### TASK
Send back the entries below exactly as they appear.

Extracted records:
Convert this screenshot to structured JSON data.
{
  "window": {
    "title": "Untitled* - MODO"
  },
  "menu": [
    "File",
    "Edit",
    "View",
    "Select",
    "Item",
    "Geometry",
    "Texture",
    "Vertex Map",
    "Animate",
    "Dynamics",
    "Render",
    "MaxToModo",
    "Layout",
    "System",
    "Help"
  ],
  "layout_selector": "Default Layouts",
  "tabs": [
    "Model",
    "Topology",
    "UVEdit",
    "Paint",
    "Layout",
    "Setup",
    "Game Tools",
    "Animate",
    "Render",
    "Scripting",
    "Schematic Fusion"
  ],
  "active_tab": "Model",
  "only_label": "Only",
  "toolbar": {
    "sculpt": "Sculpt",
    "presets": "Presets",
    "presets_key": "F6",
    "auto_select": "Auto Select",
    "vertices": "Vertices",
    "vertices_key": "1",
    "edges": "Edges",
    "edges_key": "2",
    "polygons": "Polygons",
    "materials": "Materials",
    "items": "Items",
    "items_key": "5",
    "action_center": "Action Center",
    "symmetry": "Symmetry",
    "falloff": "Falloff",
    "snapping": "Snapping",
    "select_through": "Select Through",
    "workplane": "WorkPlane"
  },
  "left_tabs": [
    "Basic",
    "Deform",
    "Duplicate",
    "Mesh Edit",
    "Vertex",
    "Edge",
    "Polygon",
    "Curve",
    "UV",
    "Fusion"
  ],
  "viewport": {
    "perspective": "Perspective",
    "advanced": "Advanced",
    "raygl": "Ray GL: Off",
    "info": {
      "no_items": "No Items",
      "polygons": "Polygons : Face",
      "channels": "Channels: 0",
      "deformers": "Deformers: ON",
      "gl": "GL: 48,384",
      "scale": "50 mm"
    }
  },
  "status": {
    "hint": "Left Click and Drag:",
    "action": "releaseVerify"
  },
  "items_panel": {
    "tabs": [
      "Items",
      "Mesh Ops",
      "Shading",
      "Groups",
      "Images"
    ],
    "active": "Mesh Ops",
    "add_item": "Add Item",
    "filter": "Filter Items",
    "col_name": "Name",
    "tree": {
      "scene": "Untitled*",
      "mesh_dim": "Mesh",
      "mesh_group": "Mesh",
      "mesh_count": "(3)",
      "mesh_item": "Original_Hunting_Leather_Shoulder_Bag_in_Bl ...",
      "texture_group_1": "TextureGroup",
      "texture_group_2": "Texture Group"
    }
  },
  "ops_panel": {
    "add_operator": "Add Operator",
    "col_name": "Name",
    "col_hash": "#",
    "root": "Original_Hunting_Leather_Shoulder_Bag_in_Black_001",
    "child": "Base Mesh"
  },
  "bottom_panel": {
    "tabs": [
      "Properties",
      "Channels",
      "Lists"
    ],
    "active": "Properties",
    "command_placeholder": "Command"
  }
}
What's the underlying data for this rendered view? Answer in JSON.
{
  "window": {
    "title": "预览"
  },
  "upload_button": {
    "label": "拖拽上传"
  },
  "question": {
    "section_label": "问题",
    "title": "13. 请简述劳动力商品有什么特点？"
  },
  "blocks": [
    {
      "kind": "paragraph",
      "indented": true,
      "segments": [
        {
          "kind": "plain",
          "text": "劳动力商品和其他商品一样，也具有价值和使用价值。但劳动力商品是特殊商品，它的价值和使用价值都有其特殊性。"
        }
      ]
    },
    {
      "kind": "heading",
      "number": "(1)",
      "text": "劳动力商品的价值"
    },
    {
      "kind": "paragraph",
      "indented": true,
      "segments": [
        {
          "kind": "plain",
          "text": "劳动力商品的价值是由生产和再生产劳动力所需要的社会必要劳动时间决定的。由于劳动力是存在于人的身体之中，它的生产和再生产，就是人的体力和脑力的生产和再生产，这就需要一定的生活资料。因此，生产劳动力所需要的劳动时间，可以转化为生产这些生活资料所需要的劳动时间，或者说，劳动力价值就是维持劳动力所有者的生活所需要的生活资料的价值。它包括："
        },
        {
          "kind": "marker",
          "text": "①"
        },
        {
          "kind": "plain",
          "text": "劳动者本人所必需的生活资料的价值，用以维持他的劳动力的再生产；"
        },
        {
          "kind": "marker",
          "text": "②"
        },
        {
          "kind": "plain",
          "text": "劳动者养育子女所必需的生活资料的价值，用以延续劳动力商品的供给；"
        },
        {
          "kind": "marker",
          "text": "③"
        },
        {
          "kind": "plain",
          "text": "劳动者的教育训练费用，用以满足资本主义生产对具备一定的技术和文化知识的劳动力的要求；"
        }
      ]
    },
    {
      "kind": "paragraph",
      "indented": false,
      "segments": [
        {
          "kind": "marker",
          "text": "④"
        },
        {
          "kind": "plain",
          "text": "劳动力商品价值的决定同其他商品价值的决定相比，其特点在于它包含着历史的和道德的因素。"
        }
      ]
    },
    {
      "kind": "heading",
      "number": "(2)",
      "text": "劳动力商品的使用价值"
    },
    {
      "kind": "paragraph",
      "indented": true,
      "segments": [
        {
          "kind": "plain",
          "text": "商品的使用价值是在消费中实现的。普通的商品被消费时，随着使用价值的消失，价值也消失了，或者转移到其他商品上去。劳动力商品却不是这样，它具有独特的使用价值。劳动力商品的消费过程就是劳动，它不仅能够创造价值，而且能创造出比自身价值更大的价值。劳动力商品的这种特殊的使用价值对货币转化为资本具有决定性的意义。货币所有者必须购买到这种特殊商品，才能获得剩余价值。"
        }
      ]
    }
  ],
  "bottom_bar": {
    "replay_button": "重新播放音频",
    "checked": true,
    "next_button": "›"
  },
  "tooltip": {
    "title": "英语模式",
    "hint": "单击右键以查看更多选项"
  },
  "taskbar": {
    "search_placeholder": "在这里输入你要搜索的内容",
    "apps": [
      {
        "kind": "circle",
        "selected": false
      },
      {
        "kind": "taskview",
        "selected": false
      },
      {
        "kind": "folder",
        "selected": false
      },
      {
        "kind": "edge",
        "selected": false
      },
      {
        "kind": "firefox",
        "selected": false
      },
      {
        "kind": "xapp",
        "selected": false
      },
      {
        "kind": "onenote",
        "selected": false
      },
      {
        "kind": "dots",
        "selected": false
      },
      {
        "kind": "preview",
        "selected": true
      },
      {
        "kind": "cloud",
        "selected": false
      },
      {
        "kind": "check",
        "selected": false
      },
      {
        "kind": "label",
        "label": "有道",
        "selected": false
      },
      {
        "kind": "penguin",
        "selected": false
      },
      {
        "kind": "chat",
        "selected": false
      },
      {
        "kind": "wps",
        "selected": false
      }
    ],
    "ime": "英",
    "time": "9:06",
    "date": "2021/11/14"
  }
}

### WRITTEN SOLUTION
Convert this screenshot to structured JSON data.
{
  "window": {
    "title": "Untitled* - MODO"
  },
  "menu": [
    "File",
    "Edit",
    "View",
    "Select",
    "Item",
    "Geometry",
    "Texture",
    "Vertex Map",
    "Animate",
    "Dynamics",
    "Render",
    "MaxToModo",
    "Layout",
    "System",
    "Help"
  ],
  "layout_selector": "Default Layouts",
  "tabs": [
    "Model",
    "Topology",
    "UVEdit",
    "Paint",
    "Layout",
    "Setup",
    "Game Tools",
    "Animate",
    "Render",
    "Scripting",
    "Schematic Fusion"
  ],
  "active_tab": "Model",
  "only_label": "Only",
  "toolbar": {
    "sculpt": "Sculpt",
    "presets": "Presets",
    "presets_key": "F6",
    "auto_select": "Auto Select",
    "vertices": "Vertices",
    "vertices_key": "1",
    "edges": "Edges",
    "edges_key": "2",
    "polygons": "Polygons",
    "materials": "Materials",
    "items": "Items",
    "items_key": "5",
    "action_center": "Action Center",
    "symmetry": "Symmetry",
    "falloff": "Falloff",
    "snapping": "Snapping",
    "select_through": "Select Through",
    "workplane": "WorkPlane"
  },
  "left_tabs": [
    "Basic",
    "Deform",
    "Duplicate",
    "Mesh Edit",
    "Vertex",
    "Edge",
    "Polygon",
    "Curve",
    "UV",
    "Fusion"
  ],
  "viewport": {
    "perspective": "Perspective",
    "advanced": "Advanced",
    "raygl": "Ray GL: Off",
    "info": {
      "no_items": "No Items",
      "polygons": "Polygons : Face",
      "channels": "Channels: 0",
      "deformers": "Deformers: ON",
      "gl": "GL: 48,384",
      "scale": "50 mm"
    }
  },
  "status": {
    "hint": "Left Click and Drag:",
    "action": "releaseVerify"
  },
  "items_panel": {
    "tabs": [
      "Items",
      "Mesh Ops",
      "Shading",
      "Groups",
      "Images"
    ],
    "active": "Mesh Ops",
    "add_item": "Add Item",
    "filter": "Filter Items",
    "col_name": "Name",
    "tree": {
      "scene": "Untitled*",
      "mesh_dim": "Mesh",
      "mesh_group": "Mesh",
      "mesh_count": "(3)",
      "mesh_item": "Original_Hunting_Leather_Shoulder_Bag_in_Bl ...",
      "texture_group_1": "TextureGroup",
      "texture_group_2": "Texture Group"
    }
  },
  "ops_panel": {
    "add_operator": "Add Operator",
    "col_name": "Name",
    "col_hash": "#",
    "root": "Original_Hunting_Leather_Shoulder_Bag_in_Black_001",
    "child": "Base Mesh"
  },
  "bottom_panel": {
    "tabs": [
      "Properties",
      "Channels",
      "Lists"
    ],
    "active": "Properties",
    "command_placeholder": "Command"
  }
}
What's the underlying data for this rendered view? Answer in JSON.
{
  "window": {
    "title": "预览"
  },
  "upload_button": {
    "label": "拖拽上传"
  },
  "question": {
    "section_label": "问题",
    "title": "13. 请简述劳动力商品有什么特点？"
  },
  "blocks": [
    {
      "kind": "paragraph",
      "indented": true,
      "segments": [
        {
          "kind": "plain",
          "text": "劳动力商品和其他商品一样，也具有价值和使用价值。但劳动力商品是特殊商品，它的价值和使用价值都有其特殊性。"
        }
      ]
    },
    {
      "kind": "heading",
      "number": "(1)",
      "text": "劳动力商品的价值"
    },
    {
      "kind": "paragraph",
      "indented": true,
      "segments": [
        {
          "kind": "plain",
          "text": "劳动力商品的价值是由生产和再生产劳动力所需要的社会必要劳动时间决定的。由于劳动力是存在于人的身体之中，它的生产和再生产，就是人的体力和脑力的生产和再生产，这就需要一定的生活资料。因此，生产劳动力所需要的劳动时间，可以转化为生产这些生活资料所需要的劳动时间，或者说，劳动力价值就是维持劳动力所有者的生活所需要的生活资料的价值。它包括："
        },
        {
          "kind": "marker",
          "text": "①"
        },
        {
          "kind": "plain",
          "text": "劳动者本人所必需的生活资料的价值，用以维持他的劳动力的再生产；"
        },
        {
          "kind": "marker",
          "text": "②"
        },
        {
          "kind": "plain",
          "text": "劳动者养育子女所必需的生活资料的价值，用以延续劳动力商品的供给；"
        },
        {
          "kind": "marker",
          "text": "③"
        },
        {
          "kind": "plain",
          "text": "劳动者的教育训练费用，用以满足资本主义生产对具备一定的技术和文化知识的劳动力的要求；"
        }
      ]
    },
    {
      "kind": "paragraph",
      "indented": false,
      "segments": [
        {
          "kind": "marker",
          "text": "④"
        },
        {
          "kind": "plain",
          "text": "劳动力商品价值的决定同其他商品价值的决定相比，其特点在于它包含着历史的和道德的因素。"
        }
      ]
    },
    {
      "kind": "heading",
      "number": "(2)",
      "text": "劳动力商品的使用价值"
    },
    {
      "kind": "paragraph",
      "indented": true,
      "segments": [
        {
          "kind": "plain",
          "text": "商品的使用价值是在消费中实现的。普通的商品被消费时，随着使用价值的消失，价值也消失了，或者转移到其他商品上去。劳动力商品却不是这样，它具有独特的使用价值。劳动力商品的消费过程就是劳动，它不仅能够创造价值，而且能创造出比自身价值更大的价值。劳动力商品的这种特殊的使用价值对货币转化为资本具有决定性的意义。货币所有者必须购买到这种特殊商品，才能获得剩余价值。"
        }
      ]
    }
  ],
  "bottom_bar": {
    "replay_button": "重新播放音频",
    "checked": true,
    "next_button": "›"
  },
  "tooltip": {
    "title": "英语模式",
    "hint": "单击右键以查看更多选项"
  },
  "taskbar": {
    "search_placeholder": "在这里输入你要搜索的内容",
    "apps": [
      {
        "kind": "circle",
        "selected": false
      },
      {
        "kind": "taskview",
        "selected": false
      },
      {
        "kind": "folder",
        "selected": false
      },
      {
        "kind": "edge",
        "selected": false
      },
      {
        "kind": "firefox",
        "selected": false
      },
      {
        "kind": "xapp",
        "selected": false
      },
      {
        "kind": "onenote",
        "selected": false
      },
      {
        "kind": "dots",
        "selected": false
      },
      {
        "kind": "preview",
        "selected": true
      },
      {
        "kind": "cloud",
        "selected": false
      },
      {
        "kind": "check",
        "selected": false
      },
      {
        "kind": "label",
        "label": "有道",
        "selected": false
      },
      {
        "kind": "penguin",
        "selected": false
      },
      {
        "kind": "chat",
        "selected": false
      },
      {
        "kind": "wps",
        "selected": false
      }
    ],
    "ime": "英",
    "time": "9:06",
    "date": "2021/11/14"
  }
}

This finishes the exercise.